[Begin Exercise inputs]
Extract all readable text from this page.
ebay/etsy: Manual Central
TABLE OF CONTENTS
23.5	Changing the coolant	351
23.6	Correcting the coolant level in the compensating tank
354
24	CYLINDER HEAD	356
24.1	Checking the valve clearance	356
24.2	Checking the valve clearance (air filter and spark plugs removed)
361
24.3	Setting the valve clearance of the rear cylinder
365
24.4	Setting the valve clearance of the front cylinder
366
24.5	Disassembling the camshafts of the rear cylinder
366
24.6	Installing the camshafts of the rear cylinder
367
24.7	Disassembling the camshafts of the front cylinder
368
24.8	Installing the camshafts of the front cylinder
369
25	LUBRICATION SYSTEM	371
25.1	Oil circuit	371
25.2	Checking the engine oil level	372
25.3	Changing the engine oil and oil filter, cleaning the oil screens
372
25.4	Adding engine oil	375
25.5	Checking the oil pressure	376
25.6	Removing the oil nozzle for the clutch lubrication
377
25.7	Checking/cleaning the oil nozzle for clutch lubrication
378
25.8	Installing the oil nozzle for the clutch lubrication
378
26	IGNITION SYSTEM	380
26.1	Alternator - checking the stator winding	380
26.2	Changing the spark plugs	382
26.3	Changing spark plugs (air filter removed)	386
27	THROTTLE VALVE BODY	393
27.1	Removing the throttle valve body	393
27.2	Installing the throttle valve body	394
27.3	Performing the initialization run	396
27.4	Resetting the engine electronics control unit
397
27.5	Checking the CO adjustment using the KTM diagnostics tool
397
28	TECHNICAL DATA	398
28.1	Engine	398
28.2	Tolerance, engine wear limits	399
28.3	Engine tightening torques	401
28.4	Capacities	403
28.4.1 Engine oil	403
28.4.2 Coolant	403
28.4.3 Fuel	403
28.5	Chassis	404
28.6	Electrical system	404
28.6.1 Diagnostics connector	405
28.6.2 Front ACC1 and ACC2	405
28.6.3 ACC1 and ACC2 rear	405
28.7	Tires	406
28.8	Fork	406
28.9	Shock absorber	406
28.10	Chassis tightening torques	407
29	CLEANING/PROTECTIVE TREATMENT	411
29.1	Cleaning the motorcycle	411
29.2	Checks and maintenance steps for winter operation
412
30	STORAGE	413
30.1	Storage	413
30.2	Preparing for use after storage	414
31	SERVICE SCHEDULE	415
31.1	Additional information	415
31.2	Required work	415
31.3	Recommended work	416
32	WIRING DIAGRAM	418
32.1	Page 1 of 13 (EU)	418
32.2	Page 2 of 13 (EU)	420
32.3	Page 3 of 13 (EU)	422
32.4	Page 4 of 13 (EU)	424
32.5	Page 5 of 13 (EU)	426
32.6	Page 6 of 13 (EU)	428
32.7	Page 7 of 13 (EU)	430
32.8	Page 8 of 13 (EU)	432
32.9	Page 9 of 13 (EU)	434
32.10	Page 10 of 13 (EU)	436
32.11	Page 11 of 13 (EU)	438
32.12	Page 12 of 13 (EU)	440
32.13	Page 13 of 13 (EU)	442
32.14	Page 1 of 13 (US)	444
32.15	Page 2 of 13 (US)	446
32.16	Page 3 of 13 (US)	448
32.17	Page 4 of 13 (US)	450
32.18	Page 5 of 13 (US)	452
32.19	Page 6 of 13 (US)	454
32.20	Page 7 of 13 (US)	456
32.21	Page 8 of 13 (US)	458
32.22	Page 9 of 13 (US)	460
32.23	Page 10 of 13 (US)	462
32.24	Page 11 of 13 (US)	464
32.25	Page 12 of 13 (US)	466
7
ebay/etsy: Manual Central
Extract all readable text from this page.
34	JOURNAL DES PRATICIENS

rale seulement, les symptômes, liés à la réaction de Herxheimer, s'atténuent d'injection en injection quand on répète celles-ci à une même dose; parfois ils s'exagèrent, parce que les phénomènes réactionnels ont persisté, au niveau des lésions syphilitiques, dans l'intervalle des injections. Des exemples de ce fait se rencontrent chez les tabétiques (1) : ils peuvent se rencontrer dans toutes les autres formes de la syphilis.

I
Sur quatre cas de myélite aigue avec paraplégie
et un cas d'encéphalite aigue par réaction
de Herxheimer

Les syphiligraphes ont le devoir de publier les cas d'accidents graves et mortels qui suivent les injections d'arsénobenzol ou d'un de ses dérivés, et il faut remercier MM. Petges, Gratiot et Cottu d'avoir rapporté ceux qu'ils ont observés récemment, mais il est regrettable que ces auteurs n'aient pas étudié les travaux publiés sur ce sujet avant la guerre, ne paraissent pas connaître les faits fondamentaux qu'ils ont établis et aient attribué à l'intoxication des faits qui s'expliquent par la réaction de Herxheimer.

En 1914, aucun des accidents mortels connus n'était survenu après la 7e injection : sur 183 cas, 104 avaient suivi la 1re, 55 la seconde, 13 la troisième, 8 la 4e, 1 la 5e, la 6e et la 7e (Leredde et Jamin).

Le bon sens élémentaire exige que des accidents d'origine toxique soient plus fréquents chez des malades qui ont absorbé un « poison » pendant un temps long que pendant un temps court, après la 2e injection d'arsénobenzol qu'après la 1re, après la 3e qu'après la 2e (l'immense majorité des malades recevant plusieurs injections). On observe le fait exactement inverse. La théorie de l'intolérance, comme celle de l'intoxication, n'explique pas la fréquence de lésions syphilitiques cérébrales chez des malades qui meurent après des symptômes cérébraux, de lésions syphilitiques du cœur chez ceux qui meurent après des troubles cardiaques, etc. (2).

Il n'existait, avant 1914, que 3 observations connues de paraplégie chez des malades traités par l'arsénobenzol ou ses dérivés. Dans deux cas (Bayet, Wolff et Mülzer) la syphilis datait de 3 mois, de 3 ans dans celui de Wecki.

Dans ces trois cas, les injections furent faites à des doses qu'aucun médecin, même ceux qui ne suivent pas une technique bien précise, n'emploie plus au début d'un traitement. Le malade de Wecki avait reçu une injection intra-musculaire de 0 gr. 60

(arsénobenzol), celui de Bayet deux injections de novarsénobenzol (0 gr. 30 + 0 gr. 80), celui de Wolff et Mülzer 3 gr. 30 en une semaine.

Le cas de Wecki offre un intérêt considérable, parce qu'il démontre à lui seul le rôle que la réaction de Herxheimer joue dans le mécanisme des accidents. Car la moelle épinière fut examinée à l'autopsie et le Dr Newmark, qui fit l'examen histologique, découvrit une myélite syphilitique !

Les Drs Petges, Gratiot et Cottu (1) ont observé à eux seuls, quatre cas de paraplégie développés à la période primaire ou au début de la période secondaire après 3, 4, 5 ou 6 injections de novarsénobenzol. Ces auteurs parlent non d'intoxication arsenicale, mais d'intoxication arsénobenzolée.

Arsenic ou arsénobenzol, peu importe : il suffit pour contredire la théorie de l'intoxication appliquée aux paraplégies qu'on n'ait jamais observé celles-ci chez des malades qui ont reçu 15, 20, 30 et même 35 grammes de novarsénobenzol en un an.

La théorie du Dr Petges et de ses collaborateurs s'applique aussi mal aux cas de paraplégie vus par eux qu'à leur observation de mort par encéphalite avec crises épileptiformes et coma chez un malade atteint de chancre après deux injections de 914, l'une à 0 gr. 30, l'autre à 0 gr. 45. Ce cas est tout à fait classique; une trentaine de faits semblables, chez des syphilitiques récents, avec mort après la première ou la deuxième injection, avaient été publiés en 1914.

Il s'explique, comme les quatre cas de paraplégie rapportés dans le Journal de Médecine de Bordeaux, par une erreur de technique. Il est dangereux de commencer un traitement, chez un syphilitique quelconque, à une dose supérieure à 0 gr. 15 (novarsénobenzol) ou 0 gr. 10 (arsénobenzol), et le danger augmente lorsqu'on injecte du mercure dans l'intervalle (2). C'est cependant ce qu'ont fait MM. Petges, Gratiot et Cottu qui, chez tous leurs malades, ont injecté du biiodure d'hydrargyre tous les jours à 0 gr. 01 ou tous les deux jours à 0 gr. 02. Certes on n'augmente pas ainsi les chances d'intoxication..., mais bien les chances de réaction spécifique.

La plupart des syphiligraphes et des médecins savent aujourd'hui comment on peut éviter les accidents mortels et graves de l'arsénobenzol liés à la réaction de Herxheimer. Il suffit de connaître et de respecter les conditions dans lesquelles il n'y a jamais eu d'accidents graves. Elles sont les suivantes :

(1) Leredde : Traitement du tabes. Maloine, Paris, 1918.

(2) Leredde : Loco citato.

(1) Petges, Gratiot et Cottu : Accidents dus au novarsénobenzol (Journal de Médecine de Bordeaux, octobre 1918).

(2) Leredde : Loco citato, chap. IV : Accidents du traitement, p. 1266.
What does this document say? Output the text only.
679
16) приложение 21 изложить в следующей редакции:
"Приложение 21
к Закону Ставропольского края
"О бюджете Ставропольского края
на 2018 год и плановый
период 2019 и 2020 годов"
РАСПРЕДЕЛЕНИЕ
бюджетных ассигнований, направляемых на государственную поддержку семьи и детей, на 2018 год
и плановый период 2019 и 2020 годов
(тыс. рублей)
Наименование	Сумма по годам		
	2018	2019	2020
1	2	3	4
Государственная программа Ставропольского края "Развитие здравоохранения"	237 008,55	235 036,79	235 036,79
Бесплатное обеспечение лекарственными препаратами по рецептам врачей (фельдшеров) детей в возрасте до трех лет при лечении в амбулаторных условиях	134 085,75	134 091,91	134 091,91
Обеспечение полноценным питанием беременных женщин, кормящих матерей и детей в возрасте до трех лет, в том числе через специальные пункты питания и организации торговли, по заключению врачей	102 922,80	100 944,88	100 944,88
[End Exercise inputs]
Make a tally of the lines in this data that include the string "плановый", and answer with that tally alone.

2